── DATA FOR THIS TASK ──
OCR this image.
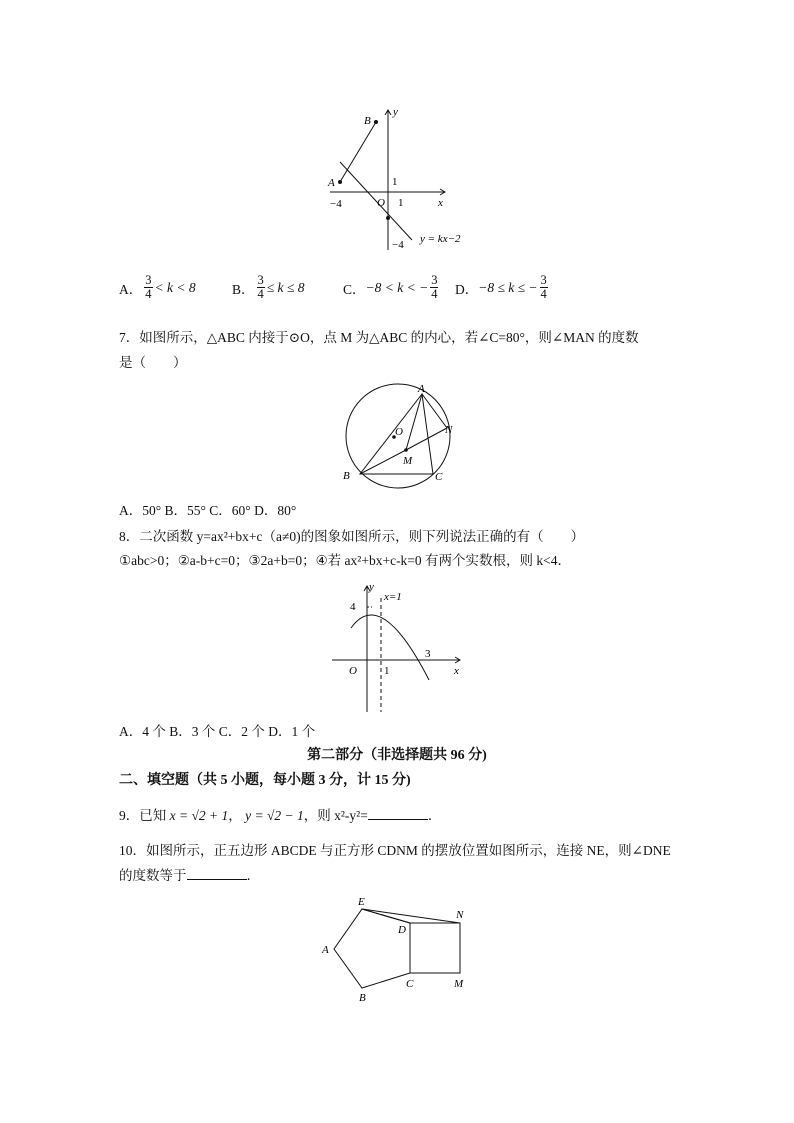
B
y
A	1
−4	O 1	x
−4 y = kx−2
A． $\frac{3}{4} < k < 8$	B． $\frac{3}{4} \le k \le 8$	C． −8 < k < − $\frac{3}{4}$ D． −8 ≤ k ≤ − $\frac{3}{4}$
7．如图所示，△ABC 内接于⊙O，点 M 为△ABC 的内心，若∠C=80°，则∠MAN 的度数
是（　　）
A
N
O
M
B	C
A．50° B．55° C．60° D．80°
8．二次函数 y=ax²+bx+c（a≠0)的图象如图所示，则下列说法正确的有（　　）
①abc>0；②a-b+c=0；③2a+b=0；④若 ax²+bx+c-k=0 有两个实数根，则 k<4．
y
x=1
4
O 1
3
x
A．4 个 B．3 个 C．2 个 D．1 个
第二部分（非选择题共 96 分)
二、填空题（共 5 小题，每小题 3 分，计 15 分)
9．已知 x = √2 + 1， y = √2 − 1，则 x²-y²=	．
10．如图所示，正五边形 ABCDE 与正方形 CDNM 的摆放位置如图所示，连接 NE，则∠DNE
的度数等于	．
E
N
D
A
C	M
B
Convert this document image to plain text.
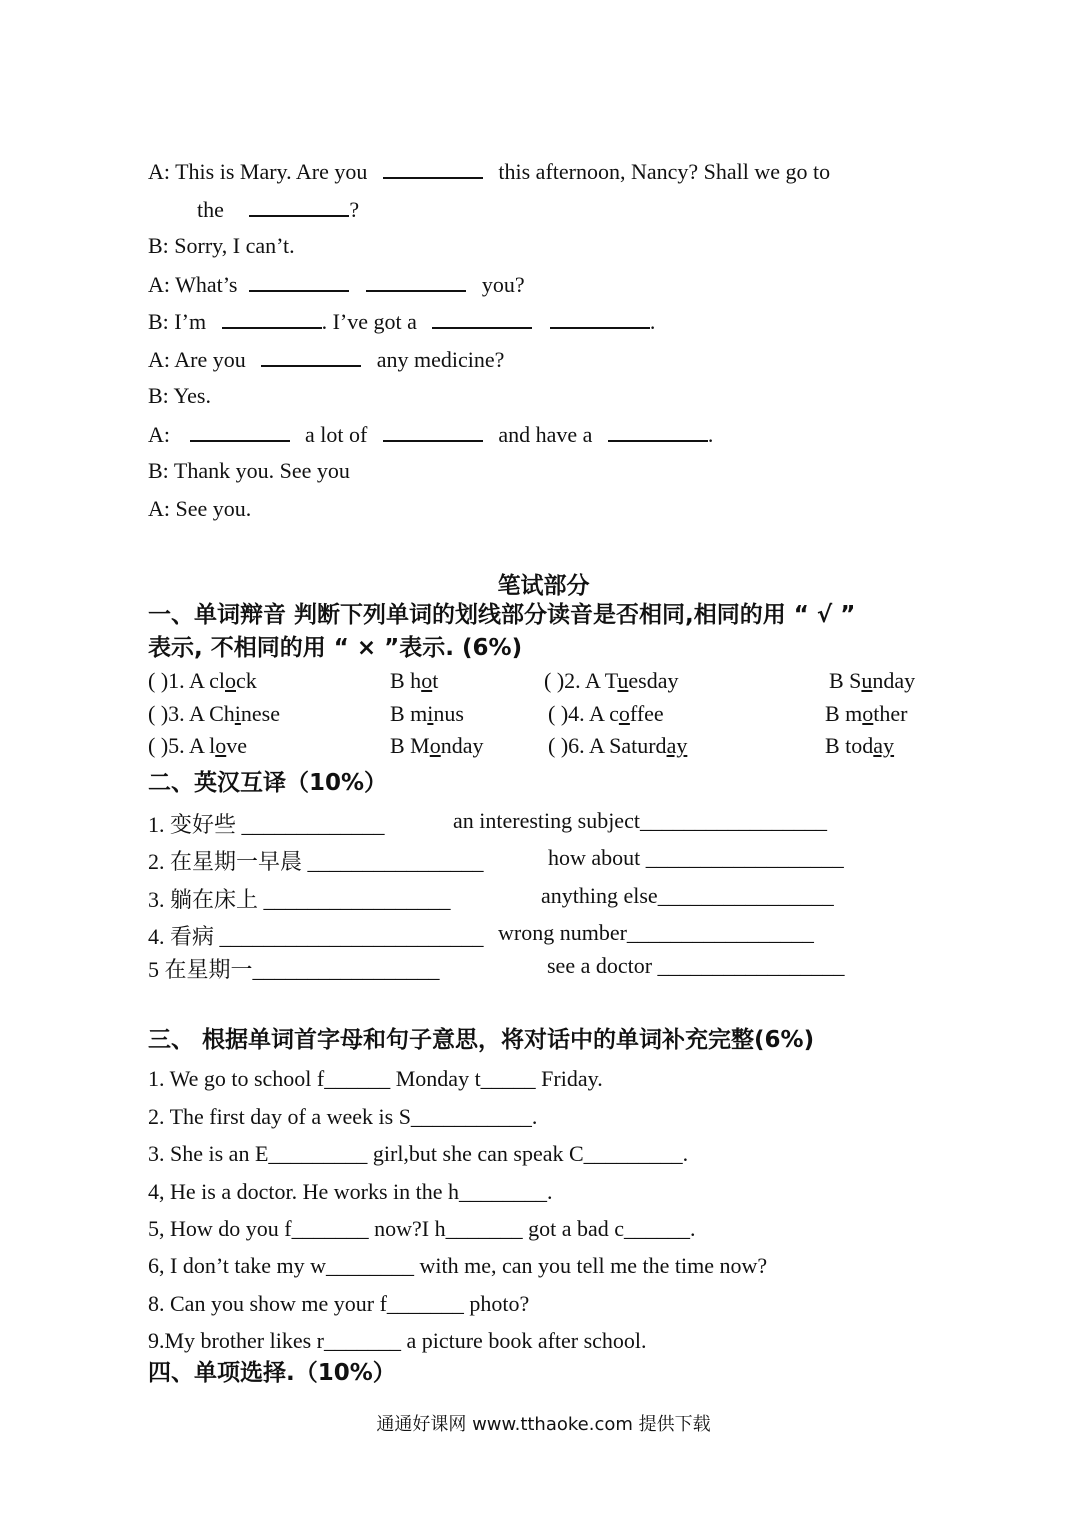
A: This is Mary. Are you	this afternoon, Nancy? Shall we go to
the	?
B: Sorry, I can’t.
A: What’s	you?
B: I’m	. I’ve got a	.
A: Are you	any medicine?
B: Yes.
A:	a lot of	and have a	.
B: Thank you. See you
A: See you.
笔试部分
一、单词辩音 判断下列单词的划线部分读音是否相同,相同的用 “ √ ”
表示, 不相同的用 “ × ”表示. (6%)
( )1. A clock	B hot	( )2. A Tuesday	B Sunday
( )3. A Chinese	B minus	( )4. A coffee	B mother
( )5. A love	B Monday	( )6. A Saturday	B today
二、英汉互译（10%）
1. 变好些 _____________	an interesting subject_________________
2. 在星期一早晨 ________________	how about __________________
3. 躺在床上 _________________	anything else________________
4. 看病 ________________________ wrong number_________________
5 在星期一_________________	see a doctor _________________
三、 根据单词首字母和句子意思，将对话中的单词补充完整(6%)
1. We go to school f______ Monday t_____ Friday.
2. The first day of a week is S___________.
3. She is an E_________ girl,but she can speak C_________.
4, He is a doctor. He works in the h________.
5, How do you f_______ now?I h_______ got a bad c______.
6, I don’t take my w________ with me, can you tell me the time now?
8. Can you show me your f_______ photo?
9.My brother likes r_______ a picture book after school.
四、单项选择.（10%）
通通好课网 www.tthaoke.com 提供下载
───
> WHAT IS EXPECTED
Filter lines by "school" and return each hit.

> COMPLETE OUTPUT
1. We go to school f______ Monday t_____ Friday.
9.My brother likes r_______ a picture book after school.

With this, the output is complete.